(WORK TO DO): Extract the data exactly, missing nothing.

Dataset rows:
Begin
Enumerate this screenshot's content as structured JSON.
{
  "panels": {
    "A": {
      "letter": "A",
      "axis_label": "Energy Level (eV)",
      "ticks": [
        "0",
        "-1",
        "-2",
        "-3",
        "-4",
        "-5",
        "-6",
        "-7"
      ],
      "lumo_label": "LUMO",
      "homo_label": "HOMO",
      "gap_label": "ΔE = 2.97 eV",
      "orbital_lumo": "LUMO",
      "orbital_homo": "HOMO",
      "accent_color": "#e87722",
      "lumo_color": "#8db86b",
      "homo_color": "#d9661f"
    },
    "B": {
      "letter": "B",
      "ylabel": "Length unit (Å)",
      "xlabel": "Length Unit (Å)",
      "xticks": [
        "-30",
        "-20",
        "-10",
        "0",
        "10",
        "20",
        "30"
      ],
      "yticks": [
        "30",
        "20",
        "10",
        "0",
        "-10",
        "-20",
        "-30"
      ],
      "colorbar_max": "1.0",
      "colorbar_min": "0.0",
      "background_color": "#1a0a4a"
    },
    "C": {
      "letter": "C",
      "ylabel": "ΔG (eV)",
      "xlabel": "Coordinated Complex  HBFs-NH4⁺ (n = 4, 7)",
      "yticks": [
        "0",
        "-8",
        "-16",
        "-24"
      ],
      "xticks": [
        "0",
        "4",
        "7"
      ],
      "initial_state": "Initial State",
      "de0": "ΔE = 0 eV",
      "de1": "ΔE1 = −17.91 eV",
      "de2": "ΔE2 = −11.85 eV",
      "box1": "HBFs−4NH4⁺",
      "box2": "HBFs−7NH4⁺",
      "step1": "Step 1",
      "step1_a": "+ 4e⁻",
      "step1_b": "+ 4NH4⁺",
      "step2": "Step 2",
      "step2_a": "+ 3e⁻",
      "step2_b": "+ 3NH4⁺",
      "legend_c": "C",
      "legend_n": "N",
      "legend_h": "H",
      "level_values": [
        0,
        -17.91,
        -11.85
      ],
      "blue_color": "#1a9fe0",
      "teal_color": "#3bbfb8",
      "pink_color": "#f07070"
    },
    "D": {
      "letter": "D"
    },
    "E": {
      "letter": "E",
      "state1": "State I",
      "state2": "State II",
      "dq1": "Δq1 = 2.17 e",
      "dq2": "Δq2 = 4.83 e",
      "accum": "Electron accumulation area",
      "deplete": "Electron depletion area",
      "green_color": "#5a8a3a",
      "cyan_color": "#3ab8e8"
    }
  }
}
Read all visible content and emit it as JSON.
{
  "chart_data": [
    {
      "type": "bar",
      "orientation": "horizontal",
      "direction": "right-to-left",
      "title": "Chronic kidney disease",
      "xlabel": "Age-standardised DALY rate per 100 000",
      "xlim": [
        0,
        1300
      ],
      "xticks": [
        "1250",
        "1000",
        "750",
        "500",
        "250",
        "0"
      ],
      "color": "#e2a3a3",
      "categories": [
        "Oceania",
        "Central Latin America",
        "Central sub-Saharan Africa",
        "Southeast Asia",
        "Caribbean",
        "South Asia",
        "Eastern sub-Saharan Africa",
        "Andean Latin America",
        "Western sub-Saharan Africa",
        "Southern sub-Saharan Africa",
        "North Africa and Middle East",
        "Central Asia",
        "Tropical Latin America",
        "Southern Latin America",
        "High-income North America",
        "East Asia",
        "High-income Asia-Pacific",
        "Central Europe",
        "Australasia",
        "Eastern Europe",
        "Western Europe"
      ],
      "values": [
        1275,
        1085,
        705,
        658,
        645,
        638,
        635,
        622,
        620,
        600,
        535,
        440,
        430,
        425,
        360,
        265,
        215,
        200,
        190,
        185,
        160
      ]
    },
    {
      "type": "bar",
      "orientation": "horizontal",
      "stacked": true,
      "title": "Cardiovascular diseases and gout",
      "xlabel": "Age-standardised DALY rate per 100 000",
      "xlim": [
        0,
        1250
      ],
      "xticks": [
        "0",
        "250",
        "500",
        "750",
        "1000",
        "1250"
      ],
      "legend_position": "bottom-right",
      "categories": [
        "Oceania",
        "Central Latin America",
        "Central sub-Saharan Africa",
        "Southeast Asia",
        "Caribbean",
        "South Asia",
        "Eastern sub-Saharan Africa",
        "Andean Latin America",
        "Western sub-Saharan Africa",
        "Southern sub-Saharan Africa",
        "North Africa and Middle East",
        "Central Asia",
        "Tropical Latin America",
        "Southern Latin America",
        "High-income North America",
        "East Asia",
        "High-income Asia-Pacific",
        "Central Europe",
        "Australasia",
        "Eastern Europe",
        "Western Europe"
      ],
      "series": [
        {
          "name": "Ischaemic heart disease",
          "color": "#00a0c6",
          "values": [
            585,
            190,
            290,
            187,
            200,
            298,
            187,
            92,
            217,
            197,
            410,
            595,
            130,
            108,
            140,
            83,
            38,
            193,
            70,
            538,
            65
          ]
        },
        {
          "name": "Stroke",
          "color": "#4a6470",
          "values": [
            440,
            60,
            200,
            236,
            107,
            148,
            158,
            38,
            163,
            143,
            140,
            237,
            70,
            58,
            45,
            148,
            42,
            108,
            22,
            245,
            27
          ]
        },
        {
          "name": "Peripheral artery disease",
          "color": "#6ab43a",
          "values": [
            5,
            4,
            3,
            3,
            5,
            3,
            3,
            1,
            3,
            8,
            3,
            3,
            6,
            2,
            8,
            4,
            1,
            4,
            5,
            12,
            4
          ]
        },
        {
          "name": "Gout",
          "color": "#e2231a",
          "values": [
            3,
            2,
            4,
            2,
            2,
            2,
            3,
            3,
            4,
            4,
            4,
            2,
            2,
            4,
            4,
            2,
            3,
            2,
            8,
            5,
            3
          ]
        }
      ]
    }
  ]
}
End
(THE COMPLETED TASK):
Enumerate this screenshot's content as structured JSON.
{
  "panels": {
    "A": {
      "letter": "A",
      "axis_label": "Energy Level (eV)",
      "ticks": [
        "0",
        "-1",
        "-2",
        "-3",
        "-4",
        "-5",
        "-6",
        "-7"
      ],
      "lumo_label": "LUMO",
      "homo_label": "HOMO",
      "gap_label": "ΔE = 2.97 eV",
      "orbital_lumo": "LUMO",
      "orbital_homo": "HOMO",
      "accent_color": "#e87722",
      "lumo_color": "#8db86b",
      "homo_color": "#d9661f"
    },
    "B": {
      "letter": "B",
      "ylabel": "Length unit (Å)",
      "xlabel": "Length Unit (Å)",
      "xticks": [
        "-30",
        "-20",
        "-10",
        "0",
        "10",
        "20",
        "30"
      ],
      "yticks": [
        "30",
        "20",
        "10",
        "0",
        "-10",
        "-20",
        "-30"
      ],
      "colorbar_max": "1.0",
      "colorbar_min": "0.0",
      "background_color": "#1a0a4a"
    },
    "C": {
      "letter": "C",
      "ylabel": "ΔG (eV)",
      "xlabel": "Coordinated Complex  HBFs-NH4⁺ (n = 4, 7)",
      "yticks": [
        "0",
        "-8",
        "-16",
        "-24"
      ],
      "xticks": [
        "0",
        "4",
        "7"
      ],
      "initial_state": "Initial State",
      "de0": "ΔE = 0 eV",
      "de1": "ΔE1 = −17.91 eV",
      "de2": "ΔE2 = −11.85 eV",
      "box1": "HBFs−4NH4⁺",
      "box2": "HBFs−7NH4⁺",
      "step1": "Step 1",
      "step1_a": "+ 4e⁻",
      "step1_b": "+ 4NH4⁺",
      "step2": "Step 2",
      "step2_a": "+ 3e⁻",
      "step2_b": "+ 3NH4⁺",
      "legend_c": "C",
      "legend_n": "N",
      "legend_h": "H",
      "level_values": [
        0,
        -17.91,
        -11.85
      ],
      "blue_color": "#1a9fe0",
      "teal_color": "#3bbfb8",
      "pink_color": "#f07070"
    },
    "D": {
      "letter": "D"
    },
    "E": {
      "letter": "E",
      "state1": "State I",
      "state2": "State II",
      "dq1": "Δq1 = 2.17 e",
      "dq2": "Δq2 = 4.83 e",
      "accum": "Electron accumulation area",
      "deplete": "Electron depletion area",
      "green_color": "#5a8a3a",
      "cyan_color": "#3ab8e8"
    }
  }
}
Read all visible content and emit it as JSON.
{
  "chart_data": [
    {
      "type": "bar",
      "orientation": "horizontal",
      "direction": "right-to-left",
      "title": "Chronic kidney disease",
      "xlabel": "Age-standardised DALY rate per 100 000",
      "xlim": [
        0,
        1300
      ],
      "xticks": [
        "1250",
        "1000",
        "750",
        "500",
        "250",
        "0"
      ],
      "color": "#e2a3a3",
      "categories": [
        "Oceania",
        "Central Latin America",
        "Central sub-Saharan Africa",
        "Southeast Asia",
        "Caribbean",
        "South Asia",
        "Eastern sub-Saharan Africa",
        "Andean Latin America",
        "Western sub-Saharan Africa",
        "Southern sub-Saharan Africa",
        "North Africa and Middle East",
        "Central Asia",
        "Tropical Latin America",
        "Southern Latin America",
        "High-income North America",
        "East Asia",
        "High-income Asia-Pacific",
        "Central Europe",
        "Australasia",
        "Eastern Europe",
        "Western Europe"
      ],
      "values": [
        1275,
        1085,
        705,
        658,
        645,
        638,
        635,
        622,
        620,
        600,
        535,
        440,
        430,
        425,
        360,
        265,
        215,
        200,
        190,
        185,
        160
      ]
    },
    {
      "type": "bar",
      "orientation": "horizontal",
      "stacked": true,
      "title": "Cardiovascular diseases and gout",
      "xlabel": "Age-standardised DALY rate per 100 000",
      "xlim": [
        0,
        1250
      ],
      "xticks": [
        "0",
        "250",
        "500",
        "750",
        "1000",
        "1250"
      ],
      "legend_position": "bottom-right",
      "categories": [
        "Oceania",
        "Central Latin America",
        "Central sub-Saharan Africa",
        "Southeast Asia",
        "Caribbean",
        "South Asia",
        "Eastern sub-Saharan Africa",
        "Andean Latin America",
        "Western sub-Saharan Africa",
        "Southern sub-Saharan Africa",
        "North Africa and Middle East",
        "Central Asia",
        "Tropical Latin America",
        "Southern Latin America",
        "High-income North America",
        "East Asia",
        "High-income Asia-Pacific",
        "Central Europe",
        "Australasia",
        "Eastern Europe",
        "Western Europe"
      ],
      "series": [
        {
          "name": "Ischaemic heart disease",
          "color": "#00a0c6",
          "values": [
            585,
            190,
            290,
            187,
            200,
            298,
            187,
            92,
            217,
            197,
            410,
            595,
            130,
            108,
            140,
            83,
            38,
            193,
            70,
            538,
            65
          ]
        },
        {
          "name": "Stroke",
          "color": "#4a6470",
          "values": [
            440,
            60,
            200,
            236,
            107,
            148,
            158,
            38,
            163,
            143,
            140,
            237,
            70,
            58,
            45,
            148,
            42,
            108,
            22,
            245,
            27
          ]
        },
        {
          "name": "Peripheral artery disease",
          "color": "#6ab43a",
          "values": [
            5,
            4,
            3,
            3,
            5,
            3,
            3,
            1,
            3,
            8,
            3,
            3,
            6,
            2,
            8,
            4,
            1,
            4,
            5,
            12,
            4
          ]
        },
        {
          "name": "Gout",
          "color": "#e2231a",
          "values": [
            3,
            2,
            4,
            2,
            2,
            2,
            3,
            3,
            4,
            4,
            4,
            2,
            2,
            4,
            4,
            2,
            3,
            2,
            8,
            5,
            3
          ]
        }
      ]
    }
  ]
}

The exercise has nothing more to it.